Copy every line of the data that contains the string "JSON".

##### PROVIDED MATERIAL

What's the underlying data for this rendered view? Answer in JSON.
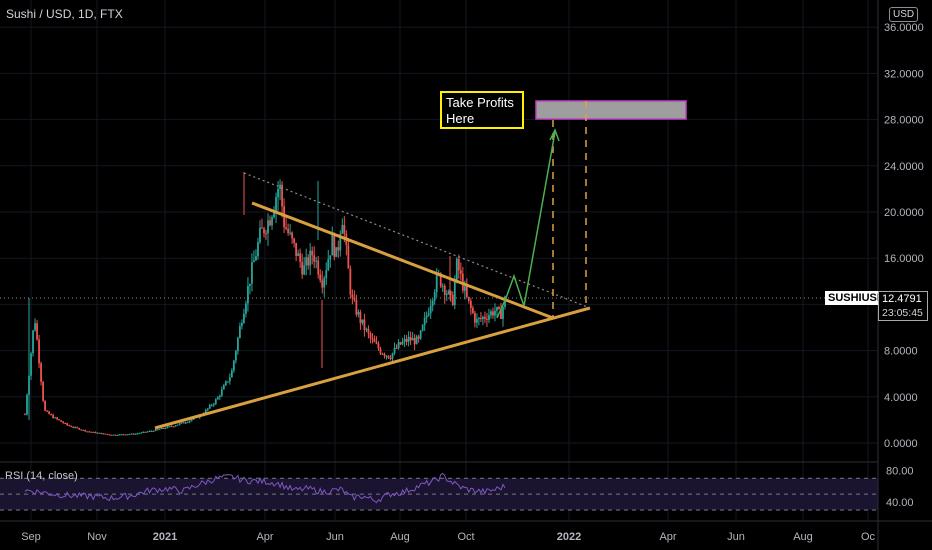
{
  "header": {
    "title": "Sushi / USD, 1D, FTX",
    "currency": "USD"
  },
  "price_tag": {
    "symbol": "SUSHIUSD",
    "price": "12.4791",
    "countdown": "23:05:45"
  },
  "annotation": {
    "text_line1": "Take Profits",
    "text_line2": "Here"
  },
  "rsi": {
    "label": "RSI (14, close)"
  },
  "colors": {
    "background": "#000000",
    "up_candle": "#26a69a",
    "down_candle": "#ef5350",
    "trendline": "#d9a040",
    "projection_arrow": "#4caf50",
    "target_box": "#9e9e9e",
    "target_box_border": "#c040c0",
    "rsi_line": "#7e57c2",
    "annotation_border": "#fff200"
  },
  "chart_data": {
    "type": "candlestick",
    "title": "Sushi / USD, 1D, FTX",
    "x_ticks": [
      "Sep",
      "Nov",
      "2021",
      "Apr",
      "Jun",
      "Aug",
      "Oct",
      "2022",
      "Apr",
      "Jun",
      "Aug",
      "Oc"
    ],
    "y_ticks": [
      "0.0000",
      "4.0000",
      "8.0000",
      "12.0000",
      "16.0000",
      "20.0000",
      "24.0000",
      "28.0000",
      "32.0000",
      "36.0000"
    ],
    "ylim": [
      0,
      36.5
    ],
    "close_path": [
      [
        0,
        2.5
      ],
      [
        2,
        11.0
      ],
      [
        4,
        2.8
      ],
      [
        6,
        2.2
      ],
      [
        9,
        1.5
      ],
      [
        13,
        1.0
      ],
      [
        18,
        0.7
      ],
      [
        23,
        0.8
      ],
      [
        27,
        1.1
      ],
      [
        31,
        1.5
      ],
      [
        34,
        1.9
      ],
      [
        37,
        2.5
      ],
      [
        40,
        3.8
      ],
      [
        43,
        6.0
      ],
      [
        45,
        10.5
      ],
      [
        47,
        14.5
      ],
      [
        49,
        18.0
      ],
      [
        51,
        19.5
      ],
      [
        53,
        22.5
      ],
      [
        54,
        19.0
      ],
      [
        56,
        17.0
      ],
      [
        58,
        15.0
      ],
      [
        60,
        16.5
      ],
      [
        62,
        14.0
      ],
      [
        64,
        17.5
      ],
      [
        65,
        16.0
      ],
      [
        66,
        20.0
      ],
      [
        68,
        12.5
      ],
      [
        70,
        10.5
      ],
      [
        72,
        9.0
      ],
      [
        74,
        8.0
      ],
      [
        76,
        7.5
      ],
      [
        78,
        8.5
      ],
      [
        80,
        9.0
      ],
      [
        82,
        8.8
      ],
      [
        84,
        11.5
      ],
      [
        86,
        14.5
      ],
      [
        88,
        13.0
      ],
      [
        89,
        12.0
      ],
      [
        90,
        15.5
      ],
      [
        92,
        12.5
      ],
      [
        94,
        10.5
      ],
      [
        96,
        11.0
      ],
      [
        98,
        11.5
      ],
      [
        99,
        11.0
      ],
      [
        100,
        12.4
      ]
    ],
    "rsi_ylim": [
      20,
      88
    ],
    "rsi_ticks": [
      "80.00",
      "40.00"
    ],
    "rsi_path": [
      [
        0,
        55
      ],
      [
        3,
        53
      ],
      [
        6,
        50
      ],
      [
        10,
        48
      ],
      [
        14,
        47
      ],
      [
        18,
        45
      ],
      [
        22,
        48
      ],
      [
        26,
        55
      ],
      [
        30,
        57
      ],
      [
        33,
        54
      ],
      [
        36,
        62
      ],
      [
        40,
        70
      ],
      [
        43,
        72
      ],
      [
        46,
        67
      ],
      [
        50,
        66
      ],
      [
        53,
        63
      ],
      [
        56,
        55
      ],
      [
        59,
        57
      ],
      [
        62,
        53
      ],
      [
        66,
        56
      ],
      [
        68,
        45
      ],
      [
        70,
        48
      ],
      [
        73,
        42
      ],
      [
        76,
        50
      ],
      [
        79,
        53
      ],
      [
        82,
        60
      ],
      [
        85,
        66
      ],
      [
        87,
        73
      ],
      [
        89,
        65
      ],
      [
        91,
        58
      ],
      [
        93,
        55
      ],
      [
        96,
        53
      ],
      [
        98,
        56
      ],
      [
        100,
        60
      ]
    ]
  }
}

##########
##### PROVIDED MATERIAL

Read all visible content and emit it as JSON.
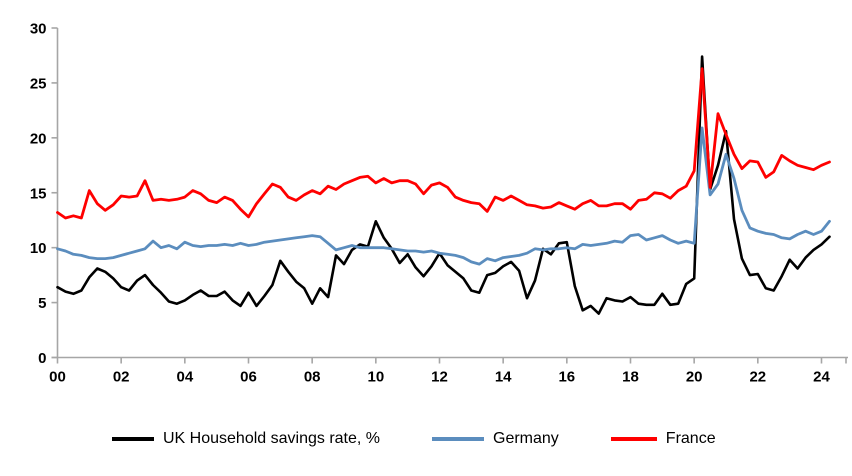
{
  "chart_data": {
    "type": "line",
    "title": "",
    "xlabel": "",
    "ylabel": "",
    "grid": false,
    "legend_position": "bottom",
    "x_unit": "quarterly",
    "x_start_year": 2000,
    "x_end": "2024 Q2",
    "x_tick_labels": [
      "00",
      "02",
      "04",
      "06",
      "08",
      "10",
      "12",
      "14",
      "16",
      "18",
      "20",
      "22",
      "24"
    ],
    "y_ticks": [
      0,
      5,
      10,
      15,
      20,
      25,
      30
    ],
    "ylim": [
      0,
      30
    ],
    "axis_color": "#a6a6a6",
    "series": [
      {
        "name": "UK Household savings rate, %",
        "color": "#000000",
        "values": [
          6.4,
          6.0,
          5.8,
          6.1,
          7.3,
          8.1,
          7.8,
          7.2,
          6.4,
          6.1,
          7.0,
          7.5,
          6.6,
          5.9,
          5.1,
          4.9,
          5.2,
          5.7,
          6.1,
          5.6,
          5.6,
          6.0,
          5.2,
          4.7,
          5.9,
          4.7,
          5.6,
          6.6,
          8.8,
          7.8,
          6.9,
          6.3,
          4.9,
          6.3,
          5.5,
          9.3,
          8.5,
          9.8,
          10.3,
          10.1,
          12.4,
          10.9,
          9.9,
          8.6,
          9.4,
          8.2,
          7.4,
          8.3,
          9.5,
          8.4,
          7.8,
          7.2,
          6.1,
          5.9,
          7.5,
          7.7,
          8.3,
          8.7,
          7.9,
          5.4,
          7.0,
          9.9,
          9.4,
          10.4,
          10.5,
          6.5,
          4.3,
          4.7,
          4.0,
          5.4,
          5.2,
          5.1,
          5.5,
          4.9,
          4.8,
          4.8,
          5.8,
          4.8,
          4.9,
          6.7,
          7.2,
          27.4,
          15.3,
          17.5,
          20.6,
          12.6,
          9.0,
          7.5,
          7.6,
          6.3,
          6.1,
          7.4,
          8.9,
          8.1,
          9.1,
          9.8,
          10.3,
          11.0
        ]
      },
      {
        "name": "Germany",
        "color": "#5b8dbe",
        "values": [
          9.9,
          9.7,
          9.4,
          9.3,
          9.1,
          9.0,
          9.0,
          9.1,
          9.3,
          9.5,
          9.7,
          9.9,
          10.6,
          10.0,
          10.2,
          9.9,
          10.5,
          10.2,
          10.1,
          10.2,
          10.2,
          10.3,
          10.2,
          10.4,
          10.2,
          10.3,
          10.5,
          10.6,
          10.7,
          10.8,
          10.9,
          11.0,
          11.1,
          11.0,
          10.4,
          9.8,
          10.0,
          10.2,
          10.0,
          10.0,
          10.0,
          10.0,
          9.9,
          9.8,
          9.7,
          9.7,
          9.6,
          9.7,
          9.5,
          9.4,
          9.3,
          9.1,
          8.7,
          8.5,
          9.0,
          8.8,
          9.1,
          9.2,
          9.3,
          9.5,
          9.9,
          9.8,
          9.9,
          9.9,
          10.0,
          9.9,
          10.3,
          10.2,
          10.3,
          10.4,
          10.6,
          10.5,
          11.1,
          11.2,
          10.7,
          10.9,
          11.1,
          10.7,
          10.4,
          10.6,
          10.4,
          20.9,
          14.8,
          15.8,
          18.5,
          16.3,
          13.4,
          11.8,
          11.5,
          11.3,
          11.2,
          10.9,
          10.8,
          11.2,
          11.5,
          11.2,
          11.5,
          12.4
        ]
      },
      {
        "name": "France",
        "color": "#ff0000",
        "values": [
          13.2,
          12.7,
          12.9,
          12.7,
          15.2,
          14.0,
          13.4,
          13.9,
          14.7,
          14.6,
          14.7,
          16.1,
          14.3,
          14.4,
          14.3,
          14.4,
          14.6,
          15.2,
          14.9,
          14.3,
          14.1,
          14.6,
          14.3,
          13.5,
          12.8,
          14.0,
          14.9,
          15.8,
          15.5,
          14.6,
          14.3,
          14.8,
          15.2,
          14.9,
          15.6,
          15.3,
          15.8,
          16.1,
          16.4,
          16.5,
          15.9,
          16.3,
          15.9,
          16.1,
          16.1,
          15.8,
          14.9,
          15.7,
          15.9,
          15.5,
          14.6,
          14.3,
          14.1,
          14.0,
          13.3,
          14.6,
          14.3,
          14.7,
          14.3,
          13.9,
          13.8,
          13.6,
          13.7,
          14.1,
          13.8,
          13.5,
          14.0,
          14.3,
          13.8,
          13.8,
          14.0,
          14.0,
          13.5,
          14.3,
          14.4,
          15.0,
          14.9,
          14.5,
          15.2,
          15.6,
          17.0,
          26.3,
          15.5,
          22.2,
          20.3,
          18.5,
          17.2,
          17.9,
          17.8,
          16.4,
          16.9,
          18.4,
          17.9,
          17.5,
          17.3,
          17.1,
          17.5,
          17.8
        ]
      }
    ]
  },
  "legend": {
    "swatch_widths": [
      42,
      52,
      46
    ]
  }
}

##########

FINISHED EXERCISE:
What's the underlying data for this rendered view? Answer in JSON.
Read all visible content and emit it as JSON.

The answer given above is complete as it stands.